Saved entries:
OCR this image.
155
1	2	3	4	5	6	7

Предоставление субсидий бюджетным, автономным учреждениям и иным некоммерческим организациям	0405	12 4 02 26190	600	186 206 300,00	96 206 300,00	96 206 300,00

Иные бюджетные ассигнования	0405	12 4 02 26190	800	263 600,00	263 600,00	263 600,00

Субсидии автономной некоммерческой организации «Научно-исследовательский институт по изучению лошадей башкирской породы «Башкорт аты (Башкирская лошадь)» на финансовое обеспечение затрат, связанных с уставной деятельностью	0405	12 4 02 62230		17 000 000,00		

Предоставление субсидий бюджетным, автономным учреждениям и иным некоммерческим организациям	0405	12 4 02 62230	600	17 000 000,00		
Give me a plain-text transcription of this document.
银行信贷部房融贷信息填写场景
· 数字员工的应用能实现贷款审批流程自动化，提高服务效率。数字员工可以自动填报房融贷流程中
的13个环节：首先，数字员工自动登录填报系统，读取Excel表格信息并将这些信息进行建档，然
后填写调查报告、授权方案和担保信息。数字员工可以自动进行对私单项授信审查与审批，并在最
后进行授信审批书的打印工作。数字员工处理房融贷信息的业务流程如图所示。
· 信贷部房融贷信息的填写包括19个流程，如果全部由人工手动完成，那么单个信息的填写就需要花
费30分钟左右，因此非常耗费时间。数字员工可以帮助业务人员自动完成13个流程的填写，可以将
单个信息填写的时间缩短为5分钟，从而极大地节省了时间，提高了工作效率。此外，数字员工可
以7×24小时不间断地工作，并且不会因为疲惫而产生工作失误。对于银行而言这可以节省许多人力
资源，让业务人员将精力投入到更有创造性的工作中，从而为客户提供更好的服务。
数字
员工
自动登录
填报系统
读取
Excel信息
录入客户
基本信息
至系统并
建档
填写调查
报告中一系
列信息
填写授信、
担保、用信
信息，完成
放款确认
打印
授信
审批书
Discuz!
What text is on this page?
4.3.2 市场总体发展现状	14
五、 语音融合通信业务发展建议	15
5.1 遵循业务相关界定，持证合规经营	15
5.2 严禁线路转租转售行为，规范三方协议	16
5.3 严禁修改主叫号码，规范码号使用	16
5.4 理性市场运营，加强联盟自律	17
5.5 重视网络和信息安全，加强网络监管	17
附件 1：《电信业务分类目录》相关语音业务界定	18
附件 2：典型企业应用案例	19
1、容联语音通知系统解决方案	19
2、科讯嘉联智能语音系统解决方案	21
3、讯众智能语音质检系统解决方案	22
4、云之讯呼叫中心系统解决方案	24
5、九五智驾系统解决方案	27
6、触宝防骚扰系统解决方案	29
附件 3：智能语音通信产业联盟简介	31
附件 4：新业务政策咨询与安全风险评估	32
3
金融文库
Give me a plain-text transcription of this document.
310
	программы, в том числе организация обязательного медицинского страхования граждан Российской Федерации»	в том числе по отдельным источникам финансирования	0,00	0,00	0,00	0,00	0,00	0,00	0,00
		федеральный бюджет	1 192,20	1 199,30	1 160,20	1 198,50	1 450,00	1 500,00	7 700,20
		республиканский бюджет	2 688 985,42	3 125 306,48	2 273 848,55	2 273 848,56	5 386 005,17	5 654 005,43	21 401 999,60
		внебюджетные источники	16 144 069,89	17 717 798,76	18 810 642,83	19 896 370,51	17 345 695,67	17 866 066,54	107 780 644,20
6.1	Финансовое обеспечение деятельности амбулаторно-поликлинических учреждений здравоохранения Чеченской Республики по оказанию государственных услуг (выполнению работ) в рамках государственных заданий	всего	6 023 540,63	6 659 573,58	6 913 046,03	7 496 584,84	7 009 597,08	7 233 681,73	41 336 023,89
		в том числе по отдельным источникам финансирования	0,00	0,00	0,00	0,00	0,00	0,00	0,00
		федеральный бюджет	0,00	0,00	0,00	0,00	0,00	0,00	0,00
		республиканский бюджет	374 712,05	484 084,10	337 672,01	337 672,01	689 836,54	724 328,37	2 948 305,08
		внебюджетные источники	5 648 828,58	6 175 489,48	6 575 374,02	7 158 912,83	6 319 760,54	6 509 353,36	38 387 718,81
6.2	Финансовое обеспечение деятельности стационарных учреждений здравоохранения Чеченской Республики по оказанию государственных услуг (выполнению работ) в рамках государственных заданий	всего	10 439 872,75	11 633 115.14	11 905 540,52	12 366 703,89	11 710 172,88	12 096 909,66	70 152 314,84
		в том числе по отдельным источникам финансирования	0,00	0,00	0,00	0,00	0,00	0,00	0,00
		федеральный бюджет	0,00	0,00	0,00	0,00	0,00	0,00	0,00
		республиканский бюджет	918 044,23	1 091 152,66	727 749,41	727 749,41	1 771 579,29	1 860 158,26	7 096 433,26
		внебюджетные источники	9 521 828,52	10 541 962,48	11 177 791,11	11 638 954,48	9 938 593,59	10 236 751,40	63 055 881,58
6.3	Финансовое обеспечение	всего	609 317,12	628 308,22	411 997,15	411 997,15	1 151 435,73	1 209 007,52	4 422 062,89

▸ **Required task**: Return all lines containing "республиканский".

▸ **Expected output**:
		республиканский бюджет	2 688 985,42	3 125 306,48	2 273 848,55	2 273 848,56	5 386 005,17	5 654 005,43	21 401 999,60
		республиканский бюджет	374 712,05	484 084,10	337 672,01	337 672,01	689 836,54	724 328,37	2 948 305,08
		республиканский бюджет	918 044,23	1 091 152,66	727 749,41	727 749,41	1 771 579,29	1 860 158,26	7 096 433,26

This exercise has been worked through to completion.